» EXERCISE DESCRIPTION
Transcribe the entries below exactly; leave every image out.

+++

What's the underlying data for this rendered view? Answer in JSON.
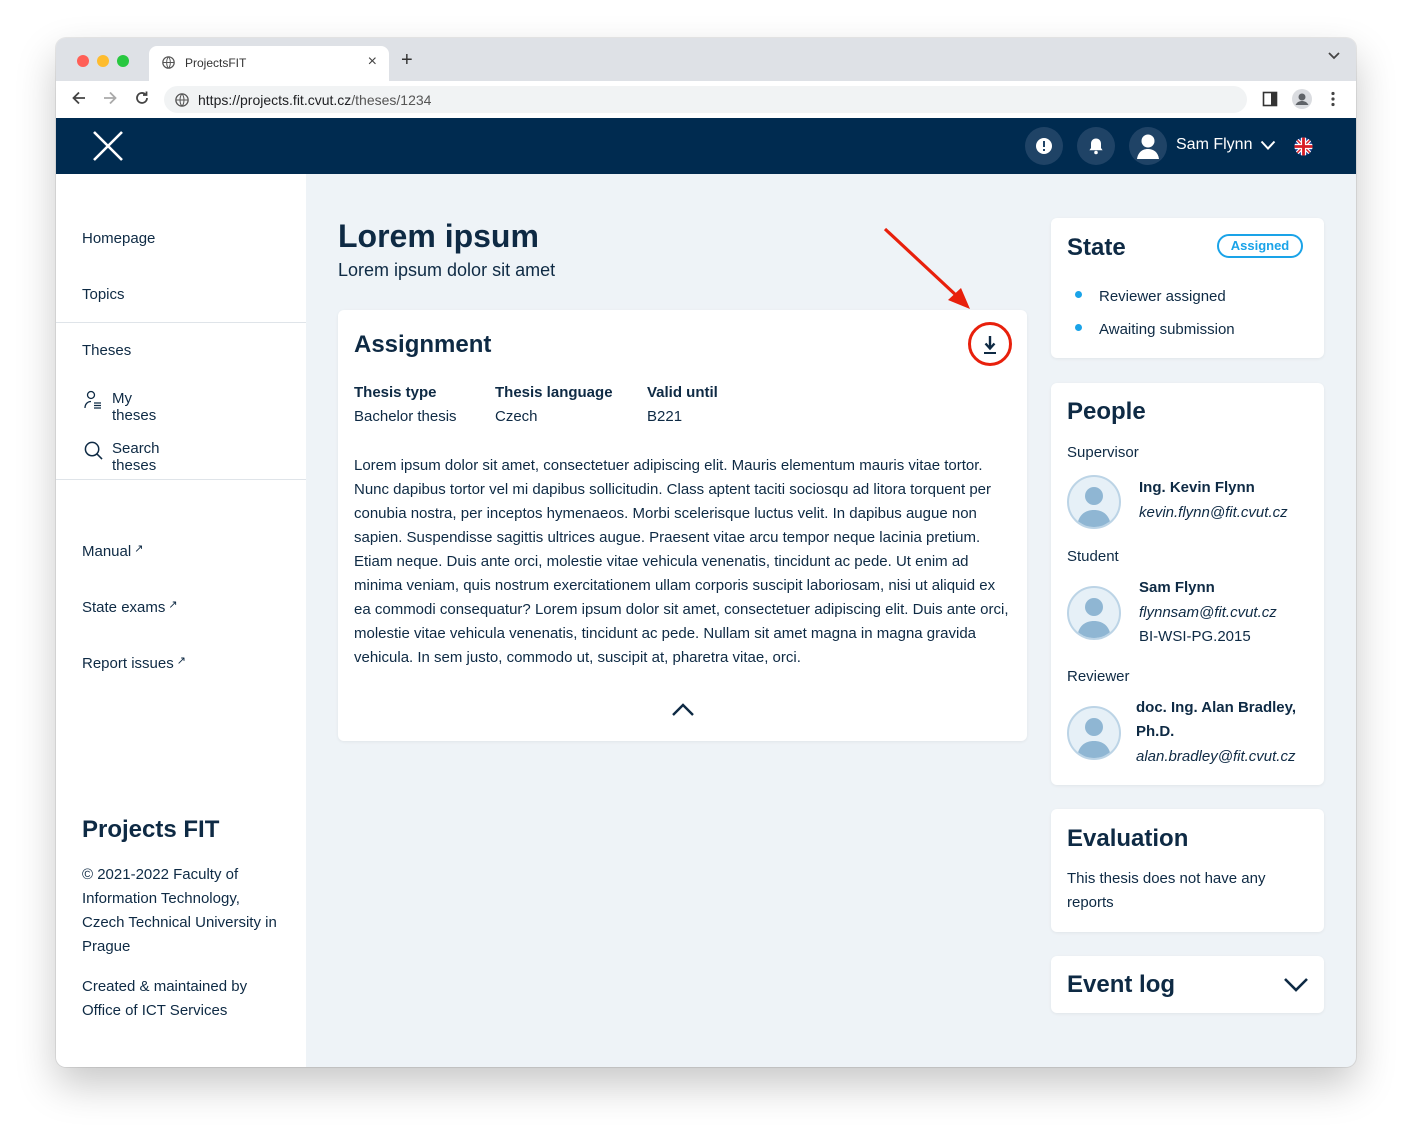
{
  "browser": {
    "tab_title": "ProjectsFIT",
    "url_host": "https://projects.fit.cvut.cz",
    "url_path": "/theses/1234",
    "colors": {
      "close": "#ff5f57",
      "minimize": "#febc2e",
      "zoom": "#28c840"
    }
  },
  "header": {
    "logo": "fit-x-logo",
    "user_name": "Sam Flynn",
    "icons": [
      "alert-icon",
      "bell-icon",
      "user-avatar-icon",
      "chevron-down-icon",
      "uk-flag-icon"
    ]
  },
  "sidebar": {
    "items": [
      {
        "label": "Homepage"
      },
      {
        "label": "Topics"
      },
      {
        "label": "Theses"
      },
      {
        "label": "My theses",
        "icon": "person-list-icon"
      },
      {
        "label": "Search theses",
        "icon": "search-icon"
      }
    ],
    "links": [
      {
        "label": "Manual",
        "icon": "external-link-icon"
      },
      {
        "label": "State exams",
        "icon": "external-link-icon"
      },
      {
        "label": "Report issues",
        "icon": "external-link-icon"
      }
    ],
    "footer": {
      "brand": "Projects FIT",
      "copyright": "© 2021-2022 Faculty of Information Technology, Czech Technical University in Prague",
      "maintained": "Created & maintained by Office of ICT Services"
    }
  },
  "main": {
    "title": "Lorem ipsum",
    "subtitle": "Lorem ipsum dolor sit amet",
    "assignment": {
      "heading": "Assignment",
      "meta": [
        {
          "label": "Thesis type",
          "value": "Bachelor thesis"
        },
        {
          "label": "Thesis language",
          "value": "Czech"
        },
        {
          "label": "Valid until",
          "value": "B221"
        }
      ],
      "text": "Lorem ipsum dolor sit amet, consectetuer adipiscing elit. Mauris elementum mauris vitae tortor. Nunc dapibus tortor vel mi dapibus sollicitudin. Class aptent taciti sociosqu ad litora torquent per conubia nostra, per inceptos hymenaeos. Morbi scelerisque luctus velit. In dapibus augue non sapien. Suspendisse sagittis ultrices augue. Praesent vitae arcu tempor neque lacinia pretium. Etiam neque. Duis ante orci, molestie vitae vehicula venenatis, tincidunt ac pede. Ut enim ad minima veniam, quis nostrum exercitationem ullam corporis suscipit laboriosam, nisi ut aliquid ex ea commodi consequatur? Lorem ipsum dolor sit amet, consectetuer adipiscing elit. Duis ante orci, molestie vitae vehicula venenatis, tincidunt ac pede. Nullam sit amet magna in magna gravida vehicula. In sem justo, commodo ut, suscipit at, pharetra vitae, orci.",
      "download_icon": "download-icon",
      "collapse_icon": "chevron-up-icon",
      "highlight_color": "#e8200c"
    }
  },
  "state": {
    "heading": "State",
    "badge": "Assigned",
    "items": [
      "Reviewer assigned",
      "Awaiting submission"
    ],
    "accent": "#1aa3e8"
  },
  "people": {
    "heading": "People",
    "supervisor": {
      "role": "Supervisor",
      "name": "Ing. Kevin Flynn",
      "email": "kevin.flynn@fit.cvut.cz"
    },
    "student": {
      "role": "Student",
      "name": "Sam Flynn",
      "email": "flynnsam@fit.cvut.cz",
      "code": "BI-WSI-PG.2015"
    },
    "reviewer": {
      "role": "Reviewer",
      "name_line1": "doc. Ing. Alan Bradley,",
      "name_line2": "Ph.D.",
      "email": "alan.bradley@fit.cvut.cz"
    }
  },
  "evaluation": {
    "heading": "Evaluation",
    "text": "This thesis does not have any reports"
  },
  "event_log": {
    "heading": "Event log"
  }
}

+++

» FINAL RESULT
What's the underlying data for this rendered view? Answer in JSON.
{
  "browser": {
    "tab_title": "ProjectsFIT",
    "url_host": "https://projects.fit.cvut.cz",
    "url_path": "/theses/1234",
    "colors": {
      "close": "#ff5f57",
      "minimize": "#febc2e",
      "zoom": "#28c840"
    }
  },
  "header": {
    "logo": "fit-x-logo",
    "user_name": "Sam Flynn",
    "icons": [
      "alert-icon",
      "bell-icon",
      "user-avatar-icon",
      "chevron-down-icon",
      "uk-flag-icon"
    ]
  },
  "sidebar": {
    "items": [
      {
        "label": "Homepage"
      },
      {
        "label": "Topics"
      },
      {
        "label": "Theses"
      },
      {
        "label": "My theses",
        "icon": "person-list-icon"
      },
      {
        "label": "Search theses",
        "icon": "search-icon"
      }
    ],
    "links": [
      {
        "label": "Manual",
        "icon": "external-link-icon"
      },
      {
        "label": "State exams",
        "icon": "external-link-icon"
      },
      {
        "label": "Report issues",
        "icon": "external-link-icon"
      }
    ],
    "footer": {
      "brand": "Projects FIT",
      "copyright": "© 2021-2022 Faculty of Information Technology, Czech Technical University in Prague",
      "maintained": "Created & maintained by Office of ICT Services"
    }
  },
  "main": {
    "title": "Lorem ipsum",
    "subtitle": "Lorem ipsum dolor sit amet",
    "assignment": {
      "heading": "Assignment",
      "meta": [
        {
          "label": "Thesis type",
          "value": "Bachelor thesis"
        },
        {
          "label": "Thesis language",
          "value": "Czech"
        },
        {
          "label": "Valid until",
          "value": "B221"
        }
      ],
      "text": "Lorem ipsum dolor sit amet, consectetuer adipiscing elit. Mauris elementum mauris vitae tortor. Nunc dapibus tortor vel mi dapibus sollicitudin. Class aptent taciti sociosqu ad litora torquent per conubia nostra, per inceptos hymenaeos. Morbi scelerisque luctus velit. In dapibus augue non sapien. Suspendisse sagittis ultrices augue. Praesent vitae arcu tempor neque lacinia pretium. Etiam neque. Duis ante orci, molestie vitae vehicula venenatis, tincidunt ac pede. Ut enim ad minima veniam, quis nostrum exercitationem ullam corporis suscipit laboriosam, nisi ut aliquid ex ea commodi consequatur? Lorem ipsum dolor sit amet, consectetuer adipiscing elit. Duis ante orci, molestie vitae vehicula venenatis, tincidunt ac pede. Nullam sit amet magna in magna gravida vehicula. In sem justo, commodo ut, suscipit at, pharetra vitae, orci.",
      "download_icon": "download-icon",
      "collapse_icon": "chevron-up-icon",
      "highlight_color": "#e8200c"
    }
  },
  "state": {
    "heading": "State",
    "badge": "Assigned",
    "items": [
      "Reviewer assigned",
      "Awaiting submission"
    ],
    "accent": "#1aa3e8"
  },
  "people": {
    "heading": "People",
    "supervisor": {
      "role": "Supervisor",
      "name": "Ing. Kevin Flynn",
      "email": "kevin.flynn@fit.cvut.cz"
    },
    "student": {
      "role": "Student",
      "name": "Sam Flynn",
      "email": "flynnsam@fit.cvut.cz",
      "code": "BI-WSI-PG.2015"
    },
    "reviewer": {
      "role": "Reviewer",
      "name_line1": "doc. Ing. Alan Bradley,",
      "name_line2": "Ph.D.",
      "email": "alan.bradley@fit.cvut.cz"
    }
  },
  "evaluation": {
    "heading": "Evaluation",
    "text": "This thesis does not have any reports"
  },
  "event_log": {
    "heading": "Event log"
  }
}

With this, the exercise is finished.